What is being asked | Print the data exactly, leaving nothing out.

..............................

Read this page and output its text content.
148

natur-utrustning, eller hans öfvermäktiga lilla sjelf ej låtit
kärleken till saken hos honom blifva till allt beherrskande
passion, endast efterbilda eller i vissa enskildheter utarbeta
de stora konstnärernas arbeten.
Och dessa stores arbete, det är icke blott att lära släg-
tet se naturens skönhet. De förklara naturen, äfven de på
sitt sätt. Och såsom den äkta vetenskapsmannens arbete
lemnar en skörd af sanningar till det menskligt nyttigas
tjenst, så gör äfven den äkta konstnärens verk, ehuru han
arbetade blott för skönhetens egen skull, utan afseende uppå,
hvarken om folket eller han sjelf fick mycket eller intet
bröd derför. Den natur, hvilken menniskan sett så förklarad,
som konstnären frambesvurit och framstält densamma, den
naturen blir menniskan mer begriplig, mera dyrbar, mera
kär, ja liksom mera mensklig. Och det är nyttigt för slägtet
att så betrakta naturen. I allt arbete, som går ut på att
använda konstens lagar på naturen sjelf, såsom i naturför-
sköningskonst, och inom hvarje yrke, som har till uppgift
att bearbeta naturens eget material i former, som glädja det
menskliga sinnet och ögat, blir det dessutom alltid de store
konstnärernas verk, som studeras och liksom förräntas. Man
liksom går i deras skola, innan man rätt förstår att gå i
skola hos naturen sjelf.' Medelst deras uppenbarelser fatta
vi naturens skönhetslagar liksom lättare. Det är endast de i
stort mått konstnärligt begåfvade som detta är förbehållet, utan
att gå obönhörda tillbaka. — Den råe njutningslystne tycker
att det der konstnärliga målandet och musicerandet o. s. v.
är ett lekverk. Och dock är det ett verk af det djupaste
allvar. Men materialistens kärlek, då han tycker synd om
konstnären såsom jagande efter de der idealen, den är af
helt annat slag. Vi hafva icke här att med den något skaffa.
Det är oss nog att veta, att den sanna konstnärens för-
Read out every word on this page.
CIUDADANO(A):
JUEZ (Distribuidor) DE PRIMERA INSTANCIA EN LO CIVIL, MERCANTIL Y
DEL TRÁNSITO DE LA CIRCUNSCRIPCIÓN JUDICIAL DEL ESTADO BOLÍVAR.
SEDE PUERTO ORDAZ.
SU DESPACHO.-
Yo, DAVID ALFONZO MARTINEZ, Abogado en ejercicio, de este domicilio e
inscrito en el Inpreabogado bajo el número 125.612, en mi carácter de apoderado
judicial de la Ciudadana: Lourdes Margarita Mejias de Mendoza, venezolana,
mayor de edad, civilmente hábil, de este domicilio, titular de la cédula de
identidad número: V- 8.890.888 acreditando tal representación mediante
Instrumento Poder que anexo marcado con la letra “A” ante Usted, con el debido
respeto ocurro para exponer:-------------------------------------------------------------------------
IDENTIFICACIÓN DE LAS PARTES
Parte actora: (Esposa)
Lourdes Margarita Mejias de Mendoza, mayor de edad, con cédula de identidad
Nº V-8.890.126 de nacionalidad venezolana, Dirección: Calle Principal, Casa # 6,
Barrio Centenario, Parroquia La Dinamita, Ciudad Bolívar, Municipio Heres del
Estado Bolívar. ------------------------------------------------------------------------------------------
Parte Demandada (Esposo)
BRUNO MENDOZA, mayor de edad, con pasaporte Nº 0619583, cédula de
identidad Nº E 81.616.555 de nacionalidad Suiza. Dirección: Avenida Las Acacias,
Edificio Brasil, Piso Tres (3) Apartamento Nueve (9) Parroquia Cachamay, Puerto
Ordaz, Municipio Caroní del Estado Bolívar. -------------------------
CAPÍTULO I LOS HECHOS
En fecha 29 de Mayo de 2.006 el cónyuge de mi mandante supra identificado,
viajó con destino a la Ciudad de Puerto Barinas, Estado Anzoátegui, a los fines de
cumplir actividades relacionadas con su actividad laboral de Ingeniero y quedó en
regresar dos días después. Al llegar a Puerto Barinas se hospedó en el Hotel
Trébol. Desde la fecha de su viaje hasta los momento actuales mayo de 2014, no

..............................

The output |
Read this page and output its text content.
148

natur-utrustning, eller hans öfvermäktiga lilla sjelf ej låtit
kärleken till saken hos honom blifva till allt beherrskande
passion, endast efterbilda eller i vissa enskildheter utarbeta
de stora konstnärernas arbeten.
Och dessa stores arbete, det är icke blott att lära släg-
tet se naturens skönhet. De förklara naturen, äfven de på
sitt sätt. Och såsom den äkta vetenskapsmannens arbete
lemnar en skörd af sanningar till det menskligt nyttigas
tjenst, så gör äfven den äkta konstnärens verk, ehuru han
arbetade blott för skönhetens egen skull, utan afseende uppå,
hvarken om folket eller han sjelf fick mycket eller intet
bröd derför. Den natur, hvilken menniskan sett så förklarad,
som konstnären frambesvurit och framstält densamma, den
naturen blir menniskan mer begriplig, mera dyrbar, mera
kär, ja liksom mera mensklig. Och det är nyttigt för slägtet
att så betrakta naturen. I allt arbete, som går ut på att
använda konstens lagar på naturen sjelf, såsom i naturför-
sköningskonst, och inom hvarje yrke, som har till uppgift
att bearbeta naturens eget material i former, som glädja det
menskliga sinnet och ögat, blir det dessutom alltid de store
konstnärernas verk, som studeras och liksom förräntas. Man
liksom går i deras skola, innan man rätt förstår att gå i
skola hos naturen sjelf.' Medelst deras uppenbarelser fatta
vi naturens skönhetslagar liksom lättare. Det är endast de i
stort mått konstnärligt begåfvade som detta är förbehållet, utan
att gå obönhörda tillbaka. — Den råe njutningslystne tycker
att det der konstnärliga målandet och musicerandet o. s. v.
är ett lekverk. Och dock är det ett verk af det djupaste
allvar. Men materialistens kärlek, då han tycker synd om
konstnären såsom jagande efter de der idealen, den är af
helt annat slag. Vi hafva icke här att med den något skaffa.
Det är oss nog att veta, att den sanna konstnärens för-
Read out every word on this page.
CIUDADANO(A):
JUEZ (Distribuidor) DE PRIMERA INSTANCIA EN LO CIVIL, MERCANTIL Y
DEL TRÁNSITO DE LA CIRCUNSCRIPCIÓN JUDICIAL DEL ESTADO BOLÍVAR.
SEDE PUERTO ORDAZ.
SU DESPACHO.-
Yo, DAVID ALFONZO MARTINEZ, Abogado en ejercicio, de este domicilio e
inscrito en el Inpreabogado bajo el número 125.612, en mi carácter de apoderado
judicial de la Ciudadana: Lourdes Margarita Mejias de Mendoza, venezolana,
mayor de edad, civilmente hábil, de este domicilio, titular de la cédula de
identidad número: V- 8.890.888 acreditando tal representación mediante
Instrumento Poder que anexo marcado con la letra “A” ante Usted, con el debido
respeto ocurro para exponer:-------------------------------------------------------------------------
IDENTIFICACIÓN DE LAS PARTES
Parte actora: (Esposa)
Lourdes Margarita Mejias de Mendoza, mayor de edad, con cédula de identidad
Nº V-8.890.126 de nacionalidad venezolana, Dirección: Calle Principal, Casa # 6,
Barrio Centenario, Parroquia La Dinamita, Ciudad Bolívar, Municipio Heres del
Estado Bolívar. ------------------------------------------------------------------------------------------
Parte Demandada (Esposo)
BRUNO MENDOZA, mayor de edad, con pasaporte Nº 0619583, cédula de
identidad Nº E 81.616.555 de nacionalidad Suiza. Dirección: Avenida Las Acacias,
Edificio Brasil, Piso Tres (3) Apartamento Nueve (9) Parroquia Cachamay, Puerto
Ordaz, Municipio Caroní del Estado Bolívar. -------------------------
CAPÍTULO I LOS HECHOS
En fecha 29 de Mayo de 2.006 el cónyuge de mi mandante supra identificado,
viajó con destino a la Ciudad de Puerto Barinas, Estado Anzoátegui, a los fines de
cumplir actividades relacionadas con su actividad laboral de Ingeniero y quedó en
regresar dos días después. Al llegar a Puerto Barinas se hospedó en el Hotel
Trébol. Desde la fecha de su viaje hasta los momento actuales mayo de 2014, no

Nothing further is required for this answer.